-- START OF Available records --

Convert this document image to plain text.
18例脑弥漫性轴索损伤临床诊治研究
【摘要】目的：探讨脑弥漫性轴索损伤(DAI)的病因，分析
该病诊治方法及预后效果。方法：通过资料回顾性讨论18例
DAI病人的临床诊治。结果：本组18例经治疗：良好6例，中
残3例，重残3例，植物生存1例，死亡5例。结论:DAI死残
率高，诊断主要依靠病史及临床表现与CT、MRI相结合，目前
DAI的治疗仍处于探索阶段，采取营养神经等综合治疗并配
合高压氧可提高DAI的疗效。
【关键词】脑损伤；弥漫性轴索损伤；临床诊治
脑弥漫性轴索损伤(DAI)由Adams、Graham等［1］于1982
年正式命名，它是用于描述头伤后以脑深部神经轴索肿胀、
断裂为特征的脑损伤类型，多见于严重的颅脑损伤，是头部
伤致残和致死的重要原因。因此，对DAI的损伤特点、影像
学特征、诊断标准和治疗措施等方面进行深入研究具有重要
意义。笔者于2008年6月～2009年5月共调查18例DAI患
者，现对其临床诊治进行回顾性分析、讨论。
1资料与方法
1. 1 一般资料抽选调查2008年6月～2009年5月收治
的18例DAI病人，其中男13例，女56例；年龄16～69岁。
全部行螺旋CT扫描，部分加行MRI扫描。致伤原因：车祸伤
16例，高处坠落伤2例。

-- END OF Available records --

## Problem details
Return every line of the material exactly.

## Reply
Convert this document image to plain text.
18例脑弥漫性轴索损伤临床诊治研究
【摘要】目的：探讨脑弥漫性轴索损伤(DAI)的病因，分析
该病诊治方法及预后效果。方法：通过资料回顾性讨论18例
DAI病人的临床诊治。结果：本组18例经治疗：良好6例，中
残3例，重残3例，植物生存1例，死亡5例。结论:DAI死残
率高，诊断主要依靠病史及临床表现与CT、MRI相结合，目前
DAI的治疗仍处于探索阶段，采取营养神经等综合治疗并配
合高压氧可提高DAI的疗效。
【关键词】脑损伤；弥漫性轴索损伤；临床诊治
脑弥漫性轴索损伤(DAI)由Adams、Graham等［1］于1982
年正式命名，它是用于描述头伤后以脑深部神经轴索肿胀、
断裂为特征的脑损伤类型，多见于严重的颅脑损伤，是头部
伤致残和致死的重要原因。因此，对DAI的损伤特点、影像
学特征、诊断标准和治疗措施等方面进行深入研究具有重要
意义。笔者于2008年6月～2009年5月共调查18例DAI患
者，现对其临床诊治进行回顾性分析、讨论。
1资料与方法
1. 1 一般资料抽选调查2008年6月～2009年5月收治
的18例DAI病人，其中男13例，女56例；年龄16～69岁。
全部行螺旋CT扫描，部分加行MRI扫描。致伤原因：车祸伤
16例，高处坠落伤2例。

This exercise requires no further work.